# TASK BRIEF
Extract every line that contains the word "name".

# RECORDS FOR THIS TASK
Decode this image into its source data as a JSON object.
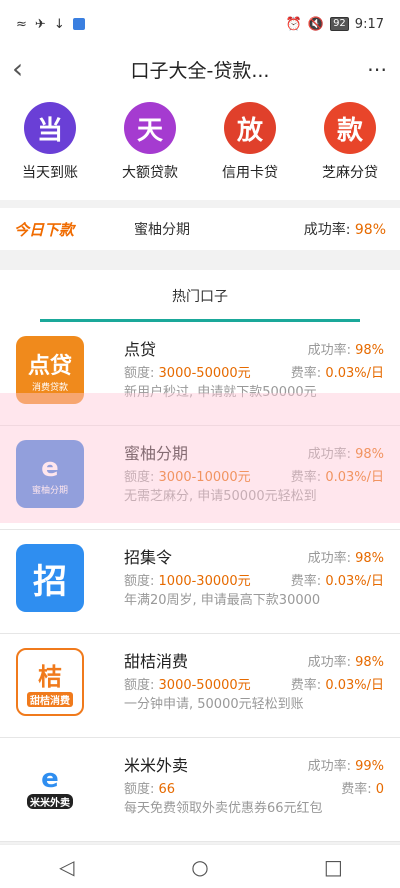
{
  "status": {
    "time": "9:17",
    "battery": "92",
    "icons_left": [
      "wifi-icon",
      "airplane-icon",
      "download-icon",
      "app-icon"
    ],
    "icons_right": [
      "alarm-icon",
      "mute-icon"
    ]
  },
  "appbar": {
    "title": "口子大全-贷款...",
    "back_icon": "chevron-left-icon",
    "more_icon": "more-icon"
  },
  "quick": [
    {
      "char": "当",
      "label": "当天到账",
      "color": "#6a3fd6"
    },
    {
      "char": "天",
      "label": "大额贷款",
      "color": "#a53bd0"
    },
    {
      "char": "放",
      "label": "信用卡贷",
      "color": "#e0402b"
    },
    {
      "char": "款",
      "label": "芝麻分贷",
      "color": "#e8452a"
    }
  ],
  "today": {
    "logo": "今日下款",
    "name": "蜜柚分期",
    "rate_label": "成功率:",
    "rate_value": "98%"
  },
  "hot": {
    "label": "热门口子"
  },
  "items": [
    {
      "name": "点贷",
      "rate_label": "成功率:",
      "rate": "98%",
      "amount_label": "额度:",
      "amount": "3000-50000元",
      "fee_label": "费率:",
      "fee": "0.03%/日",
      "desc": "新用户秒过, 申请就下款50000元",
      "logo_text": "点贷",
      "logo_sub": "消费贷款",
      "logo_color": "#f08a1c"
    },
    {
      "name": "蜜柚分期",
      "rate_label": "成功率:",
      "rate": "98%",
      "amount_label": "额度:",
      "amount": "3000-10000元",
      "fee_label": "费率:",
      "fee": "0.03%/日",
      "desc": "无需芝麻分, 申请50000元轻松到",
      "logo_text": "e",
      "logo_sub": "蜜柚分期",
      "logo_color": "#3a7fe0"
    },
    {
      "name": "招集令",
      "rate_label": "成功率:",
      "rate": "98%",
      "amount_label": "额度:",
      "amount": "1000-30000元",
      "fee_label": "费率:",
      "fee": "0.03%/日",
      "desc": "年满20周岁, 申请最高下款30000",
      "logo_text": "招",
      "logo_sub": "",
      "logo_color": "#2f8ef0"
    },
    {
      "name": "甜桔消费",
      "rate_label": "成功率:",
      "rate": "98%",
      "amount_label": "额度:",
      "amount": "3000-50000元",
      "fee_label": "费率:",
      "fee": "0.03%/日",
      "desc": "一分钟申请, 50000元轻松到账",
      "logo_text": "桔",
      "logo_sub": "甜桔消费",
      "logo_color": "#f07a1c"
    },
    {
      "name": "米米外卖",
      "rate_label": "成功率:",
      "rate": "99%",
      "amount_label": "额度:",
      "amount": "66",
      "fee_label": "费率:",
      "fee": "0",
      "desc": "每天免费领取外卖优惠券66元红包",
      "logo_text": "e",
      "logo_sub": "米米外卖",
      "logo_color": "#f5b400"
    }
  ],
  "nav": {
    "back_icon": "nav-back-icon",
    "home_icon": "nav-home-icon",
    "recent_icon": "nav-recent-icon"
  }
}
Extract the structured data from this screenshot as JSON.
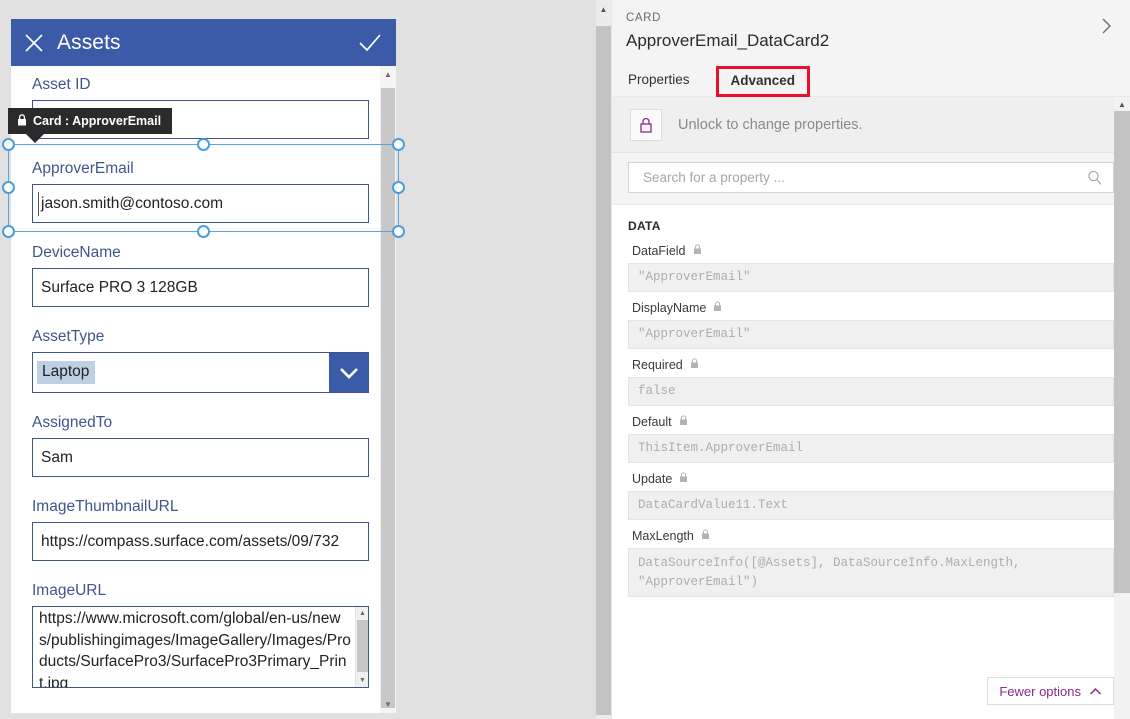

# EXERCISE RESPONSE
    "name": "蜜柚分期",
      "name": "点贷",
      "name": "蜜柚分期",
      "name": "招集令",
      "name": "甜桔消费",
      "name": "米米外卖",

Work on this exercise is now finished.